WHAT THIS TASK INVOLVES: What is needed here is an exact copy of every entry.

Chart and figure data
────

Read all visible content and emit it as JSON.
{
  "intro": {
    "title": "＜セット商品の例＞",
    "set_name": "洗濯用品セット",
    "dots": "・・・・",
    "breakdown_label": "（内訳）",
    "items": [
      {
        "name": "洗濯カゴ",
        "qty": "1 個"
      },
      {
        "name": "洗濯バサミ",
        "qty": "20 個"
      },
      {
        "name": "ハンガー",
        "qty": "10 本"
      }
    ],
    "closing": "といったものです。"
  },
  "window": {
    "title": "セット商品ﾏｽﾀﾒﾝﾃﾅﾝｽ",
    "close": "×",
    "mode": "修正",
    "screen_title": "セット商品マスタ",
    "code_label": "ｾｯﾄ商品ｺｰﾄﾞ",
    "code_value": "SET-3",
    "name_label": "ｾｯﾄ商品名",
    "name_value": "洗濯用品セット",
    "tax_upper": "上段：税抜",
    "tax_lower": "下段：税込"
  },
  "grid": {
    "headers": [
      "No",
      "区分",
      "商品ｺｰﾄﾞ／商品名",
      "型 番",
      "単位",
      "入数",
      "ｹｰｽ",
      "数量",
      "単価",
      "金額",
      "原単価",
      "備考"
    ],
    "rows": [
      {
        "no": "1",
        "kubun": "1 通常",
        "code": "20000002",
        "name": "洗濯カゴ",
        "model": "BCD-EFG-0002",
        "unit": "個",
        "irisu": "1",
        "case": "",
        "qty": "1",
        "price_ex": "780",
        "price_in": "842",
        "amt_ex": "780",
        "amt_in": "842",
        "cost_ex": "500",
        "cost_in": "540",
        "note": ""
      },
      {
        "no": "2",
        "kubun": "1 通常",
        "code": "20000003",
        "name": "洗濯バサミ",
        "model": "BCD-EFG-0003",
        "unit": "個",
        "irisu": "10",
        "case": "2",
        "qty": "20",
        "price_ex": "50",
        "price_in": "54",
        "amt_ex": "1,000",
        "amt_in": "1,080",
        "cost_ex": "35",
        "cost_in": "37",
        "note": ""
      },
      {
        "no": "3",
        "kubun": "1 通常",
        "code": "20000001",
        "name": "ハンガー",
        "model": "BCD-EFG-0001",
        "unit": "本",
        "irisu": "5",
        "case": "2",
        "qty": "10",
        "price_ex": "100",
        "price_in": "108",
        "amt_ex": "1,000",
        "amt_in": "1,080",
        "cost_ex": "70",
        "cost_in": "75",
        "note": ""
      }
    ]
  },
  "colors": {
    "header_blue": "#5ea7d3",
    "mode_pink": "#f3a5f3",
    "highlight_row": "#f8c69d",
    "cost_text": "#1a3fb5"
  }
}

────

CORRECT RESULT:
Read all visible content and emit it as JSON.
{
  "intro": {
    "title": "＜セット商品の例＞",
    "set_name": "洗濯用品セット",
    "dots": "・・・・",
    "breakdown_label": "（内訳）",
    "items": [
      {
        "name": "洗濯カゴ",
        "qty": "1 個"
      },
      {
        "name": "洗濯バサミ",
        "qty": "20 個"
      },
      {
        "name": "ハンガー",
        "qty": "10 本"
      }
    ],
    "closing": "といったものです。"
  },
  "window": {
    "title": "セット商品ﾏｽﾀﾒﾝﾃﾅﾝｽ",
    "close": "×",
    "mode": "修正",
    "screen_title": "セット商品マスタ",
    "code_label": "ｾｯﾄ商品ｺｰﾄﾞ",
    "code_value": "SET-3",
    "name_label": "ｾｯﾄ商品名",
    "name_value": "洗濯用品セット",
    "tax_upper": "上段：税抜",
    "tax_lower": "下段：税込"
  },
  "grid": {
    "headers": [
      "No",
      "区分",
      "商品ｺｰﾄﾞ／商品名",
      "型 番",
      "単位",
      "入数",
      "ｹｰｽ",
      "数量",
      "単価",
      "金額",
      "原単価",
      "備考"
    ],
    "rows": [
      {
        "no": "1",
        "kubun": "1 通常",
        "code": "20000002",
        "name": "洗濯カゴ",
        "model": "BCD-EFG-0002",
        "unit": "個",
        "irisu": "1",
        "case": "",
        "qty": "1",
        "price_ex": "780",
        "price_in": "842",
        "amt_ex": "780",
        "amt_in": "842",
        "cost_ex": "500",
        "cost_in": "540",
        "note": ""
      },
      {
        "no": "2",
        "kubun": "1 通常",
        "code": "20000003",
        "name": "洗濯バサミ",
        "model": "BCD-EFG-0003",
        "unit": "個",
        "irisu": "10",
        "case": "2",
        "qty": "20",
        "price_ex": "50",
        "price_in": "54",
        "amt_ex": "1,000",
        "amt_in": "1,080",
        "cost_ex": "35",
        "cost_in": "37",
        "note": ""
      },
      {
        "no": "3",
        "kubun": "1 通常",
        "code": "20000001",
        "name": "ハンガー",
        "model": "BCD-EFG-0001",
        "unit": "本",
        "irisu": "5",
        "case": "2",
        "qty": "10",
        "price_ex": "100",
        "price_in": "108",
        "amt_ex": "1,000",
        "amt_in": "1,080",
        "cost_ex": "70",
        "cost_in": "75",
        "note": ""
      }
    ]
  },
  "colors": {
    "header_blue": "#5ea7d3",
    "mode_pink": "#f3a5f3",
    "highlight_row": "#f8c69d",
    "cost_text": "#1a3fb5"
  }
}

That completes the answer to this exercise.